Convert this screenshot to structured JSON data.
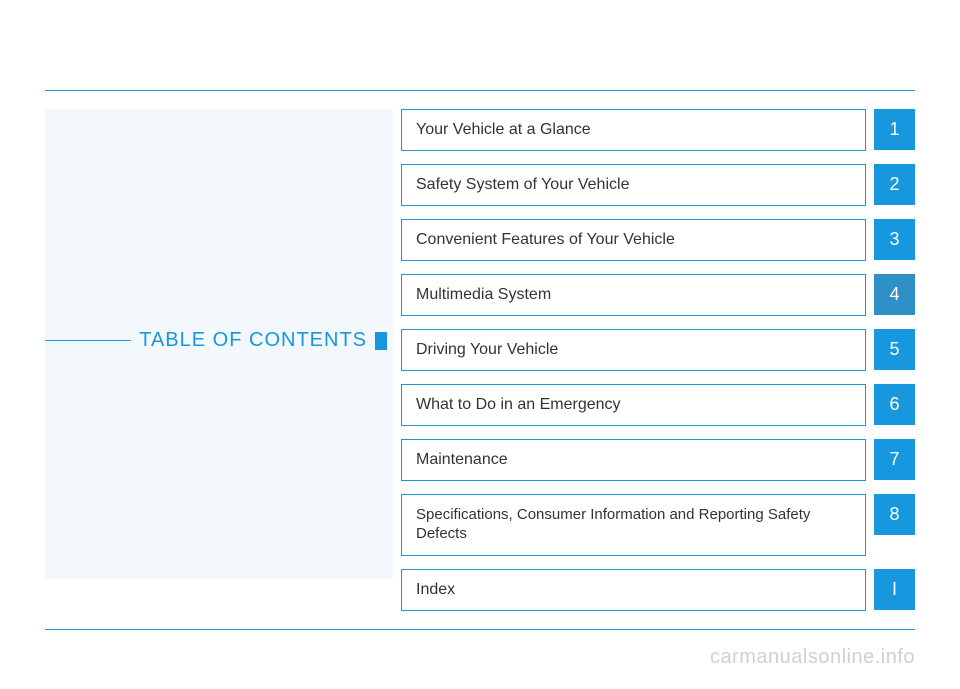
{
  "page_title": "TABLE OF CONTENTS",
  "colors": {
    "accent": "#1798de",
    "accent_alt": "#2f8fc7",
    "panel_bg": "#f2f8fb",
    "text": "#333333",
    "num_text": "#ffffff",
    "watermark": "#d0d0d0"
  },
  "items": [
    {
      "label": "Your Vehicle at a Glance",
      "num": "1",
      "alt": false
    },
    {
      "label": "Safety System of Your Vehicle",
      "num": "2",
      "alt": false
    },
    {
      "label": "Convenient Features of Your Vehicle",
      "num": "3",
      "alt": false
    },
    {
      "label": "Multimedia System",
      "num": "4",
      "alt": true
    },
    {
      "label": "Driving Your Vehicle",
      "num": "5",
      "alt": false
    },
    {
      "label": "What to Do in an Emergency",
      "num": "6",
      "alt": false
    },
    {
      "label": "Maintenance",
      "num": "7",
      "alt": false
    },
    {
      "label": "Specifications, Consumer Information and Reporting Safety Defects",
      "num": "8",
      "alt": false,
      "tall": true
    },
    {
      "label": "Index",
      "num": "I",
      "alt": false
    }
  ],
  "watermark": "carmanualsonline.info"
}
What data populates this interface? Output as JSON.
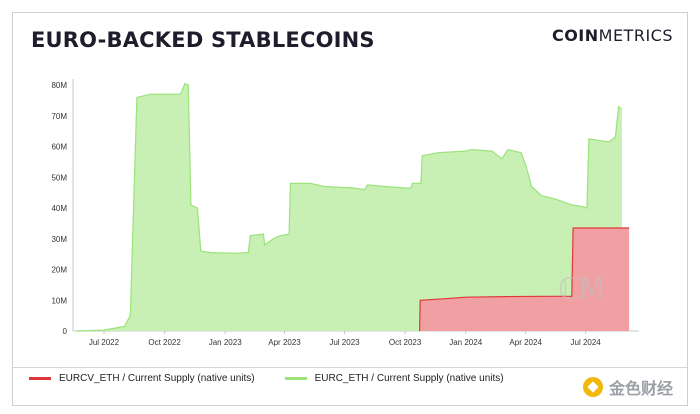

→ **Exercise details**: Above are entries; state the number of lines among them that contain "What", and nothing else.

→ **Exercise solution**: 2